Problem statement.
Extract all of the lines below exactly as they appear, leaving out the pictures.

(Element position data)

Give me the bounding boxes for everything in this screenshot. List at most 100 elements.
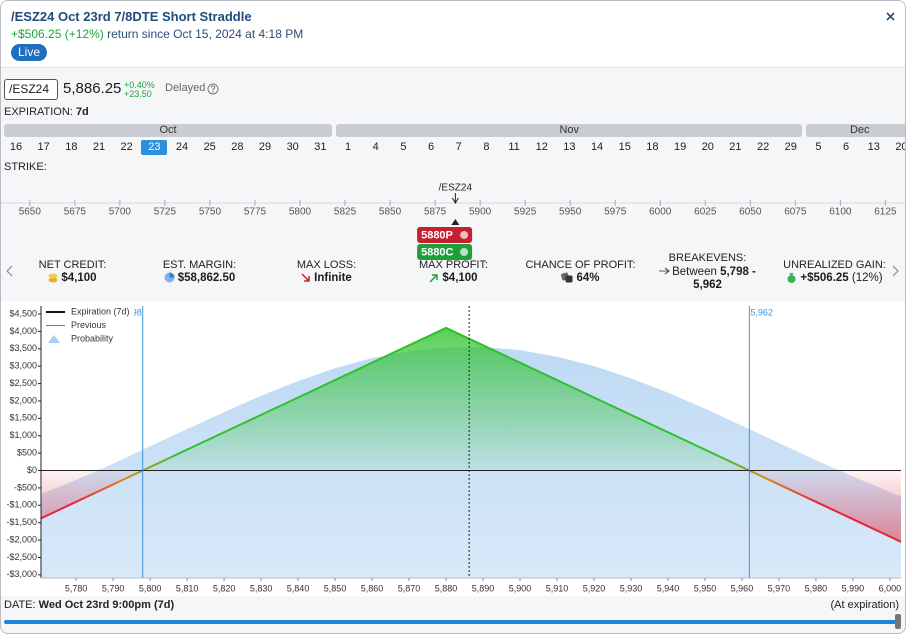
day-tab[interactable]: 25 (203, 141, 216, 153)
day-tab[interactable]: 29 (258, 141, 272, 153)
strike-tick-label: 5875 (424, 207, 447, 218)
x-tick-label: 5,860 (361, 583, 384, 593)
leg-label: 5880C (421, 246, 453, 258)
strike-tick-label: 5650 (19, 207, 42, 218)
stat-label: EST. MARGIN: (162, 259, 237, 271)
x-tick-label: 5,870 (398, 583, 421, 593)
underlying-marker (451, 193, 459, 204)
day-tab[interactable]: 21 (729, 141, 742, 153)
day-tab[interactable]: 19 (673, 141, 687, 153)
strike-tick-label: 5850 (379, 207, 402, 218)
stat-margin: EST. MARGIN: $58,862.50 (136, 259, 263, 284)
strike-tick-label: 6100 (829, 207, 852, 218)
stat-prefix: Between (672, 266, 717, 278)
day-tab[interactable]: 23 (141, 140, 168, 155)
x-tick-label: 5,790 (102, 583, 125, 593)
day-tab[interactable]: 4 (372, 141, 379, 153)
x-tick-label: 5,840 (287, 583, 310, 593)
next-arrow[interactable] (891, 265, 899, 277)
day-tab[interactable]: 24 (175, 141, 189, 153)
strike-ruler: 5650 5675 5700 5725 5750 5775 5800 5825 5850 5875… (1, 183, 905, 260)
date-value: Wed Oct 23rd 9:00pm (7d) (38, 599, 175, 611)
leg-tag[interactable] (417, 227, 473, 243)
day-tab[interactable]: 5 (400, 141, 407, 153)
day-tab[interactable]: 18 (65, 141, 78, 153)
close-button[interactable] (885, 11, 896, 22)
day-tab[interactable]: 7 (455, 141, 462, 153)
x-tick-label: 5,780 (65, 583, 88, 593)
y-tick-label: $2,500 (9, 378, 37, 388)
day-tab[interactable]: 31 (314, 141, 327, 153)
y-tick-label: $4,500 (9, 308, 37, 318)
day-tab[interactable]: 1 (344, 141, 352, 153)
x-tick-label: 5,820 (213, 583, 236, 593)
x-tick-label: 5,980 (805, 583, 828, 593)
symbol-box[interactable]: /ESZ24 (4, 79, 58, 100)
x-tick-label: 5,880 (435, 583, 458, 593)
day-tab[interactable]: 21 (92, 141, 106, 153)
day-tab[interactable]: 17 (37, 141, 50, 153)
x-tick-label: 5,810 (176, 583, 199, 593)
legend-swatch (48, 335, 60, 343)
dice-icon (561, 272, 573, 283)
y-tick-label: $1,500 (9, 413, 37, 423)
y-tick-label: $3,500 (9, 343, 37, 353)
stat-value: +$506.25 (800, 272, 849, 284)
day-tab[interactable]: 14 (590, 141, 604, 153)
day-tab[interactable]: 6 (843, 141, 850, 153)
date-slider-track[interactable] (4, 620, 897, 624)
y-tick-label: $3,000 (9, 361, 37, 371)
day-tab[interactable]: 28 (231, 141, 244, 153)
strike-tick-label: 5950 (559, 207, 582, 218)
day-tab[interactable]: 6 (427, 141, 435, 153)
day-tab[interactable]: 30 (286, 141, 299, 153)
day-tab[interactable]: 22 (120, 141, 133, 153)
day-tab[interactable]: 22 (756, 141, 770, 153)
stat-unrealized: UNREALIZED GAIN: +$506.25 (12%) (771, 259, 898, 284)
y-tick-label: -$1,500 (6, 517, 37, 527)
leg-icon (460, 231, 469, 239)
day-tab[interactable]: 5 (815, 141, 822, 153)
day-tab[interactable]: 13 (867, 141, 880, 153)
prev-arrow[interactable] (6, 265, 14, 277)
x-tick-label: 5,890 (472, 583, 495, 593)
stat-label: CHANCE OF PROFIT: (525, 259, 636, 271)
x-tick-label: 5,850 (324, 583, 347, 593)
expiration-value: 7d (75, 106, 89, 118)
stat-value: $58,862.50 (177, 272, 236, 284)
feed-status: Delayed (165, 82, 206, 94)
day-tab[interactable]: 13 (563, 141, 576, 153)
change-pct: +0.40% (124, 80, 155, 90)
live-badge: Live (11, 44, 48, 61)
strike-tick-label: 6050 (739, 207, 762, 218)
date-slider-thumb[interactable] (895, 614, 901, 629)
day-tab[interactable]: 16 (9, 141, 23, 153)
day-tab[interactable]: 20 (701, 141, 714, 153)
day-tab[interactable]: 20 (895, 141, 905, 153)
day-tab[interactable]: 12 (535, 141, 548, 153)
x-tick-label: 5,990 (842, 583, 865, 593)
strike-tick-label: 5800 (289, 207, 312, 218)
stat-value: Infinite (314, 272, 352, 284)
strike-tick-label: 6025 (694, 207, 717, 218)
return-note: return since Oct 15, 2024 at 4:18 PM (107, 27, 304, 41)
leg-tag[interactable] (417, 244, 473, 260)
x-tick-label: 5,950 (694, 583, 717, 593)
help-icon[interactable] (207, 83, 219, 95)
x-tick-label: 5,970 (768, 583, 791, 593)
y-tick-label: $1,000 (9, 430, 37, 440)
day-tab[interactable]: 18 (646, 141, 659, 153)
day-tab[interactable]: 8 (483, 141, 490, 153)
day-tab[interactable]: 11 (508, 141, 520, 153)
day-tab[interactable]: 15 (618, 141, 631, 153)
date-label: DATE: (4, 599, 36, 611)
underlying-pointer (451, 219, 460, 225)
stat-value: 5,798 - 5,962 (693, 266, 756, 291)
money-bag-icon (787, 273, 796, 283)
strike-tick-label: 5750 (199, 207, 222, 218)
expiration-row: EXPIRATION: 7d (4, 106, 89, 118)
stat-label: NET CREDIT: (38, 259, 107, 271)
day-tab[interactable]: 29 (784, 141, 797, 153)
y-tick-label: -$2,500 (6, 552, 37, 562)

Response to the exercise.
Give me the bounding boxes for everything in this screenshot. List at most 100 elements.
day-tab[interactable]: 25 (203, 141, 216, 153)
day-tab[interactable]: 29 (258, 141, 272, 153)
strike-tick-label: 5875 (424, 207, 447, 218)
x-tick-label: 5,860 (361, 583, 384, 593)
leg-label: 5880C (421, 246, 453, 258)
strike-tick-label: 5650 (19, 207, 42, 218)
stat-label: EST. MARGIN: (162, 259, 237, 271)
x-tick-label: 5,870 (398, 583, 421, 593)
underlying-marker (451, 193, 459, 204)
day-tab[interactable]: 21 (729, 141, 742, 153)
day-tab[interactable]: 19 (673, 141, 687, 153)
strike-tick-label: 5850 (379, 207, 402, 218)
stat-margin: EST. MARGIN: $58,862.50 (136, 259, 263, 284)
strike-tick-label: 6100 (829, 207, 852, 218)
stat-prefix: Between (672, 266, 717, 278)
day-tab[interactable]: 23 (141, 140, 168, 155)
x-tick-label: 5,790 (102, 583, 125, 593)
day-tab[interactable]: 4 (372, 141, 379, 153)
x-tick-label: 5,840 (287, 583, 310, 593)
next-arrow[interactable] (891, 265, 899, 277)
day-tab[interactable]: 24 (175, 141, 189, 153)
strike-ruler: 5650 5675 5700 5725 5750 5775 5800 5825 5850 5875… (1, 183, 905, 260)
date-value: Wed Oct 23rd 9:00pm (7d) (38, 599, 175, 611)
leg-tag[interactable] (417, 227, 473, 243)
day-tab[interactable]: 5 (400, 141, 407, 153)
day-tab[interactable]: 18 (65, 141, 78, 153)
close-button[interactable] (885, 11, 896, 22)
day-tab[interactable]: 7 (455, 141, 462, 153)
x-tick-label: 5,780 (65, 583, 88, 593)
y-tick-label: $2,500 (9, 378, 37, 388)
day-tab[interactable]: 31 (314, 141, 327, 153)
y-tick-label: $4,500 (9, 308, 37, 318)
day-tab[interactable]: 1 (344, 141, 352, 153)
x-tick-label: 5,820 (213, 583, 236, 593)
x-tick-label: 5,980 (805, 583, 828, 593)
symbol-box[interactable]: /ESZ24 (4, 79, 58, 100)
x-tick-label: 5,880 (435, 583, 458, 593)
day-tab[interactable]: 21 (92, 141, 106, 153)
day-tab[interactable]: 17 (37, 141, 50, 153)
x-tick-label: 5,810 (176, 583, 199, 593)
legend-swatch (48, 335, 60, 343)
dice-icon (561, 272, 573, 283)
y-tick-label: $1,500 (9, 413, 37, 423)
y-tick-label: $3,500 (9, 343, 37, 353)
stat-value: +$506.25 (800, 272, 849, 284)
day-tab[interactable]: 14 (590, 141, 604, 153)
day-tab[interactable]: 6 (843, 141, 850, 153)
date-slider-track[interactable] (4, 620, 897, 624)
y-tick-label: $3,000 (9, 361, 37, 371)
day-tab[interactable]: 28 (231, 141, 244, 153)
strike-tick-label: 5950 (559, 207, 582, 218)
day-tab[interactable]: 6 (427, 141, 435, 153)
day-tab[interactable]: 30 (286, 141, 299, 153)
day-tab[interactable]: 22 (120, 141, 133, 153)
day-tab[interactable]: 22 (756, 141, 770, 153)
stat-unrealized: UNREALIZED GAIN: +$506.25 (12%) (771, 259, 898, 284)
y-tick-label: -$1,500 (6, 517, 37, 527)
leg-icon (460, 231, 469, 239)
day-tab[interactable]: 5 (815, 141, 822, 153)
day-tab[interactable]: 13 (867, 141, 880, 153)
prev-arrow[interactable] (6, 265, 14, 277)
x-tick-label: 5,890 (472, 583, 495, 593)
stat-label: CHANCE OF PROFIT: (525, 259, 636, 271)
x-tick-label: 5,850 (324, 583, 347, 593)
expiration-value: 7d (75, 106, 89, 118)
stat-value: $58,862.50 (177, 272, 236, 284)
feed-status: Delayed (165, 82, 206, 94)
day-tab[interactable]: 13 (563, 141, 576, 153)
change-pct: +0.40% (124, 80, 155, 90)
live-badge: Live (11, 44, 48, 61)
strike-tick-label: 6050 (739, 207, 762, 218)
date-slider-thumb[interactable] (895, 614, 901, 629)
day-tab[interactable]: 16 (9, 141, 23, 153)
day-tab[interactable]: 20 (701, 141, 714, 153)
day-tab[interactable]: 20 (895, 141, 905, 153)
day-tab[interactable]: 12 (535, 141, 548, 153)
x-tick-label: 5,990 (842, 583, 865, 593)
strike-tick-label: 5800 (289, 207, 312, 218)
stat-value: Infinite (314, 272, 352, 284)
strike-tick-label: 6025 (694, 207, 717, 218)
return-note: return since Oct 15, 2024 at 4:18 PM (107, 27, 304, 41)
leg-tag[interactable] (417, 244, 473, 260)
x-tick-label: 5,950 (694, 583, 717, 593)
help-icon[interactable] (207, 83, 219, 95)
x-tick-label: 5,970 (768, 583, 791, 593)
y-tick-label: $1,000 (9, 430, 37, 440)
day-tab[interactable]: 18 (646, 141, 659, 153)
day-tab[interactable]: 8 (483, 141, 490, 153)
day-tab[interactable]: 11 (508, 141, 520, 153)
day-tab[interactable]: 15 (618, 141, 631, 153)
date-label: DATE: (4, 599, 36, 611)
underlying-pointer (451, 219, 460, 225)
stat-value: 5,798 - 5,962 (693, 266, 756, 291)
money-bag-icon (787, 273, 796, 283)
strike-tick-label: 5750 (199, 207, 222, 218)
expiration-row: EXPIRATION: 7d (4, 106, 89, 118)
stat-label: NET CREDIT: (38, 259, 107, 271)
day-tab[interactable]: 29 (784, 141, 797, 153)
y-tick-label: -$2,500 (6, 552, 37, 562)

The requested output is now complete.